• PROBLEM TO SOLVE:
Show every line where "title" occurs.

— start of GIVEN ENTRIES —

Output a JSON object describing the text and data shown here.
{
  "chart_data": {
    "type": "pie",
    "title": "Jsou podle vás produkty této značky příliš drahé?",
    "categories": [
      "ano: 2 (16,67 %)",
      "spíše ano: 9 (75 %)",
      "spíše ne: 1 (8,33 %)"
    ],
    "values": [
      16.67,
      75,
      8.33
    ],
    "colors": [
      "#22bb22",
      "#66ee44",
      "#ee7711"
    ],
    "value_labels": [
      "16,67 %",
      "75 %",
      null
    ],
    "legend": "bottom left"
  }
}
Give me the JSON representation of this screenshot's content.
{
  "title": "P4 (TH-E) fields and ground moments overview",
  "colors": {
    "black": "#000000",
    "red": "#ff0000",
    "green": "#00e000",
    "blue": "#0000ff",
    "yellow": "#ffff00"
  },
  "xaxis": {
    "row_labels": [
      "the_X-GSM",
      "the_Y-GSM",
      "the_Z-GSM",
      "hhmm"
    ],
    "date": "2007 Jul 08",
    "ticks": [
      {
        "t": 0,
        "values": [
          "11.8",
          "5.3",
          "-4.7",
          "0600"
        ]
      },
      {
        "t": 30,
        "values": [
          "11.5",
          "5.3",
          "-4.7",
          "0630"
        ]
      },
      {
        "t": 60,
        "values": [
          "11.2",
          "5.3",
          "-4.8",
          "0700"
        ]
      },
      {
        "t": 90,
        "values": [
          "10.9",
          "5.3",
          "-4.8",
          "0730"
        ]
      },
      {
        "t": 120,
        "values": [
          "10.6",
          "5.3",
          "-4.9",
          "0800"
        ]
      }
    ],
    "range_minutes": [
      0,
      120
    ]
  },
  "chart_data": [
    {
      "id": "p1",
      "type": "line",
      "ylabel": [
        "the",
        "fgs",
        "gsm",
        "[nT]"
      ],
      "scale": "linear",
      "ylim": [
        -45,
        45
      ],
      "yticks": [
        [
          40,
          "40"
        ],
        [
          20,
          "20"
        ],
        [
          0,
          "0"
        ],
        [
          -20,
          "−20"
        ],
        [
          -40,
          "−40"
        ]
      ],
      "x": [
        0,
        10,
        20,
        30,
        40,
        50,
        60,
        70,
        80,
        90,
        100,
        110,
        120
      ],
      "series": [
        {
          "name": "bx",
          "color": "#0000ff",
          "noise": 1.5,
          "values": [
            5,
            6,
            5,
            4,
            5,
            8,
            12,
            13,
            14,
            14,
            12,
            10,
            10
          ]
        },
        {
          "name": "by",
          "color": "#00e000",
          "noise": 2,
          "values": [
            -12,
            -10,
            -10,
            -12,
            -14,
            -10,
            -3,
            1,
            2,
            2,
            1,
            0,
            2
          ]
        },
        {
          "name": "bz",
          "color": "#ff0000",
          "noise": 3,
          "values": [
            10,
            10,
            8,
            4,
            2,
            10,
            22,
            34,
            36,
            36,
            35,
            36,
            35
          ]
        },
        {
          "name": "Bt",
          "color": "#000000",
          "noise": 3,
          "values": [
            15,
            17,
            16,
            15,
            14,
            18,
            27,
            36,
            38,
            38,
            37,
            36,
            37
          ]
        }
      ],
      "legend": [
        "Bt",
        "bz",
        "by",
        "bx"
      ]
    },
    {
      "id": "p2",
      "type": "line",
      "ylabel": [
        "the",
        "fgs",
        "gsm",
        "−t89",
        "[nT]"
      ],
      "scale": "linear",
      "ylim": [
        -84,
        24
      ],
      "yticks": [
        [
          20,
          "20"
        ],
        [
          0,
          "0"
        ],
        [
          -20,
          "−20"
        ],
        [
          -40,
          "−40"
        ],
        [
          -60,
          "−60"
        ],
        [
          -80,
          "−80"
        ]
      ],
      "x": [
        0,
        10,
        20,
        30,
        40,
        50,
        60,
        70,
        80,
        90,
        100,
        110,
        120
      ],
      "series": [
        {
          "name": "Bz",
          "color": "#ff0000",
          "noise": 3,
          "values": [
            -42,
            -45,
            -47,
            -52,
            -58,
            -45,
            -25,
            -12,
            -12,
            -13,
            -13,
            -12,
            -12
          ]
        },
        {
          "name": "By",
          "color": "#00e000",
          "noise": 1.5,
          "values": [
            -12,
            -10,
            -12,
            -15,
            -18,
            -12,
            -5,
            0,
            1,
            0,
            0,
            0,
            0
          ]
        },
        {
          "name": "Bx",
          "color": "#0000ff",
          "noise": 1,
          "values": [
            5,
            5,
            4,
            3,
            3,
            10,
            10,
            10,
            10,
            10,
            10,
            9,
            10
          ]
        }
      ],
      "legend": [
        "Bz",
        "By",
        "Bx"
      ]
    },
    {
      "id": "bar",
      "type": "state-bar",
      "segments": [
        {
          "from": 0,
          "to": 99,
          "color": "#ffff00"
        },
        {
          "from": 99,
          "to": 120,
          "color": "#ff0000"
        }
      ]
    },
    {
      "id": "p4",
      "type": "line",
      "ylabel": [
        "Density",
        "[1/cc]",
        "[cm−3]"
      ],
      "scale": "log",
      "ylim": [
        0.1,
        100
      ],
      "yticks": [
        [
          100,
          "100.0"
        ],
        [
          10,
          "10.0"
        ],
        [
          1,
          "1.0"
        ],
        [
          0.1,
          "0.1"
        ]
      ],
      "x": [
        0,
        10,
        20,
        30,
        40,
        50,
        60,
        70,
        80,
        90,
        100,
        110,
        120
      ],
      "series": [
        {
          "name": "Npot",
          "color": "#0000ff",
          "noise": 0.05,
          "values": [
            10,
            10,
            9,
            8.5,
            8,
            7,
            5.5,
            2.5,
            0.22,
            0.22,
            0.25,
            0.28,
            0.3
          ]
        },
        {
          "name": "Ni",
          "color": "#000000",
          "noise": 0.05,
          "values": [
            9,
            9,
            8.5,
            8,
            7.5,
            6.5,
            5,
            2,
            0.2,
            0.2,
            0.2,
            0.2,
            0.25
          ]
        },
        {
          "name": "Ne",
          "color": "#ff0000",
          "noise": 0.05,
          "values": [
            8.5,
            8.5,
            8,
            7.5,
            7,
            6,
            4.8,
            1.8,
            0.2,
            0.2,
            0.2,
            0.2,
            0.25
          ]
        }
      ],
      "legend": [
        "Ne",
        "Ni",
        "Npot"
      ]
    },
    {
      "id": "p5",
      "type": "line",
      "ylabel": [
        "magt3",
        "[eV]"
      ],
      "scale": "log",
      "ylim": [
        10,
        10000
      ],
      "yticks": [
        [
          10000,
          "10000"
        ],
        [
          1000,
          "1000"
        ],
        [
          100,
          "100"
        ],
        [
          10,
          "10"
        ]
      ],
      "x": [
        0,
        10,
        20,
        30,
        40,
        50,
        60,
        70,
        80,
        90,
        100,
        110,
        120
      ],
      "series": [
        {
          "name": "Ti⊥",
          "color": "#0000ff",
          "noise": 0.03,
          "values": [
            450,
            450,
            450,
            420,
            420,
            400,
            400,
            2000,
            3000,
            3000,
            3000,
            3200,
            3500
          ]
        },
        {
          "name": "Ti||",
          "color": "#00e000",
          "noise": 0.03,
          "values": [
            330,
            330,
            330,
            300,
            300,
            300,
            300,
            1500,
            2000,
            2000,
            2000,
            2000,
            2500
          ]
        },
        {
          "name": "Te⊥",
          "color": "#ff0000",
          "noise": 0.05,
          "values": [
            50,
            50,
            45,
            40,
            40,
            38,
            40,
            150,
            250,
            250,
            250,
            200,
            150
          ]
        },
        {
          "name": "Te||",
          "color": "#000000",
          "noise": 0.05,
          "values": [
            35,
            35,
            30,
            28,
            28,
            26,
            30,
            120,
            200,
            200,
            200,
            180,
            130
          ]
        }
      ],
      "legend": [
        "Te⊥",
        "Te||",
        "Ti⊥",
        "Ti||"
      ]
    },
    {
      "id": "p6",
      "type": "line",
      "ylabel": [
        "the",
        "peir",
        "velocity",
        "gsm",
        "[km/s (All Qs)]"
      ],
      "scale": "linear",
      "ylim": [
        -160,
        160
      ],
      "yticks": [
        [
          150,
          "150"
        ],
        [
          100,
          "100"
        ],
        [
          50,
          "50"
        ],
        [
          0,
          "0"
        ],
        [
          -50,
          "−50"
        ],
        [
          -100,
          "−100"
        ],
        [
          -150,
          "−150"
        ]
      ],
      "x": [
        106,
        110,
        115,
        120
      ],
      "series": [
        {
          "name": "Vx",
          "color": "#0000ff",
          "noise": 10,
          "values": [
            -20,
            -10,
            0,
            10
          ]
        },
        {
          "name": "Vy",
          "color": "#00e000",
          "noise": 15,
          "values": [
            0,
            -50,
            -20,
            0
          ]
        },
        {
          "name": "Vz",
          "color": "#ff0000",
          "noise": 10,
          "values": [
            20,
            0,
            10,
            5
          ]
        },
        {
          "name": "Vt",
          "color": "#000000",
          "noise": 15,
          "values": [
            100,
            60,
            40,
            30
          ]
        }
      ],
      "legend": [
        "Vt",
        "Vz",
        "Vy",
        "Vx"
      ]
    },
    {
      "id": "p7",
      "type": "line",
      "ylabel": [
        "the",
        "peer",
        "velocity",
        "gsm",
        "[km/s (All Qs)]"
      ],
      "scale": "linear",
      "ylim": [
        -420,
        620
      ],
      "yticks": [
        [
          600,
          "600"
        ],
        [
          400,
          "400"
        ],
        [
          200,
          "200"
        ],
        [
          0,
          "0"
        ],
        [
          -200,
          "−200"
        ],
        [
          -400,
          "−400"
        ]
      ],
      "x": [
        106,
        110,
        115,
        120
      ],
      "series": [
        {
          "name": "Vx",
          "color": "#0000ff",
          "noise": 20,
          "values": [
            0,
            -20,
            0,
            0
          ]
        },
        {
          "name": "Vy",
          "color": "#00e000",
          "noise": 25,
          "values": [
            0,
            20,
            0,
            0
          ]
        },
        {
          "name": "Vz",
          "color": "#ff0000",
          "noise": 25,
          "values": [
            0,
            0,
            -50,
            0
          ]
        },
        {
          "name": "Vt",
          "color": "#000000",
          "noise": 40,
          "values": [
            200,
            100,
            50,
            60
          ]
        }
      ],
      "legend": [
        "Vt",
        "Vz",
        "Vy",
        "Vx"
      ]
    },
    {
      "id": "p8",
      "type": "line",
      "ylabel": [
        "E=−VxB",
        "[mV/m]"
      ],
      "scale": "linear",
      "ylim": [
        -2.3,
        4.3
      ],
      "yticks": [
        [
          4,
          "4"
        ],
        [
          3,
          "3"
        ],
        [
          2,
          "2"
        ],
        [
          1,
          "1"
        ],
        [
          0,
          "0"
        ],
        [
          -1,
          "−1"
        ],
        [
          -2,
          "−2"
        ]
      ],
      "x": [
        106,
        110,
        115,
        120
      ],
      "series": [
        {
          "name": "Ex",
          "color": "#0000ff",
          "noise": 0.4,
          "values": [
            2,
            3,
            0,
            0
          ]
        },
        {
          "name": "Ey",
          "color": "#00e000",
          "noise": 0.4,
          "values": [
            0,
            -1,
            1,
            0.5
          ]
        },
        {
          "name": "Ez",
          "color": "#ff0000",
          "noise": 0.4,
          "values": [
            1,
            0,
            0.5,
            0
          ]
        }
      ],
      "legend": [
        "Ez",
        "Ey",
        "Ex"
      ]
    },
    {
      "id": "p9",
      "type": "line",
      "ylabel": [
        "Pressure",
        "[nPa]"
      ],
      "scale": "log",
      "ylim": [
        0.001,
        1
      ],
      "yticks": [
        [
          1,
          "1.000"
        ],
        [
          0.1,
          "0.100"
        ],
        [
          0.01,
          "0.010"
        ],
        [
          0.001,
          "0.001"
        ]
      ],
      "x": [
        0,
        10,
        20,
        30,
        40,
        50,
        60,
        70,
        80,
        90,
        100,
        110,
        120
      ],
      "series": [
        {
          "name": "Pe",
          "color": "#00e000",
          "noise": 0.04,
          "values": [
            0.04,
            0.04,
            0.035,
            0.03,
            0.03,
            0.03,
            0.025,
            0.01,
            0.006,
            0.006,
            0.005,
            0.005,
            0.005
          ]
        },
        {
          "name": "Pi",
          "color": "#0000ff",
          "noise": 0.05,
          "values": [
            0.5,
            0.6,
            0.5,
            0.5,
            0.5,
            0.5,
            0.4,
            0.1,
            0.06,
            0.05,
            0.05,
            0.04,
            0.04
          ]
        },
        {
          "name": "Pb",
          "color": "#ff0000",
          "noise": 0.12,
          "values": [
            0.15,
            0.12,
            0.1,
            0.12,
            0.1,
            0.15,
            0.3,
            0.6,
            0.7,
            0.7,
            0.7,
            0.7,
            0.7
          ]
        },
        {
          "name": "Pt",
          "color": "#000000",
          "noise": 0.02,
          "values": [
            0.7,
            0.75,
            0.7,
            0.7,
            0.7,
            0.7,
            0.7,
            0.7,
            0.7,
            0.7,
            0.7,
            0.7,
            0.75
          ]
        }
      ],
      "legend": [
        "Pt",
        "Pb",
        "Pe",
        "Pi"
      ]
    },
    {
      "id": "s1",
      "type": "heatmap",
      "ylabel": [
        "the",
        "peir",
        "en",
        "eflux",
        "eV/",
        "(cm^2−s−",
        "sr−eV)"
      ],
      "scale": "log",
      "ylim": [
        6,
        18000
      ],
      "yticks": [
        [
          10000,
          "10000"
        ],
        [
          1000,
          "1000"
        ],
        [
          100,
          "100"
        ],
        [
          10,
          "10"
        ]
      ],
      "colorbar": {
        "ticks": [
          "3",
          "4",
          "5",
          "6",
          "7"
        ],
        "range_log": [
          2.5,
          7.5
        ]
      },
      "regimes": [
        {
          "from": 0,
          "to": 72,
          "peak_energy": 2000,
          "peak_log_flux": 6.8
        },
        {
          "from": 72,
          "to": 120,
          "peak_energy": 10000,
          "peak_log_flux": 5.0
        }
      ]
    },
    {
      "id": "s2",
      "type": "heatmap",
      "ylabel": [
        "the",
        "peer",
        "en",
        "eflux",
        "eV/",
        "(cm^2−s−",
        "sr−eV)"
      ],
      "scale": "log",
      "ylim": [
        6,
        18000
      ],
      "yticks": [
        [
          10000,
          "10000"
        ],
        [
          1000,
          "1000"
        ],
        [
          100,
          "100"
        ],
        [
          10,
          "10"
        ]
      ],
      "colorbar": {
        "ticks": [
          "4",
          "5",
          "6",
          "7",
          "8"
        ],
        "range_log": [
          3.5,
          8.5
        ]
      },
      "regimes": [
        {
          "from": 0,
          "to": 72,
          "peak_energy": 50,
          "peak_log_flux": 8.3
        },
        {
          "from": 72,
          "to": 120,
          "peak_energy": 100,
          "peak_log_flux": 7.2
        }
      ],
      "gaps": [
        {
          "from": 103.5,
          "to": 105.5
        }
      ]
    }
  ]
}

— end of GIVEN ENTRIES —

• ANSWER TO THE EXERCISE:
    "title": "Jsou podle vás produkty této značky příliš drahé?",
  "title": "P4 (TH-E) fields and ground moments overview",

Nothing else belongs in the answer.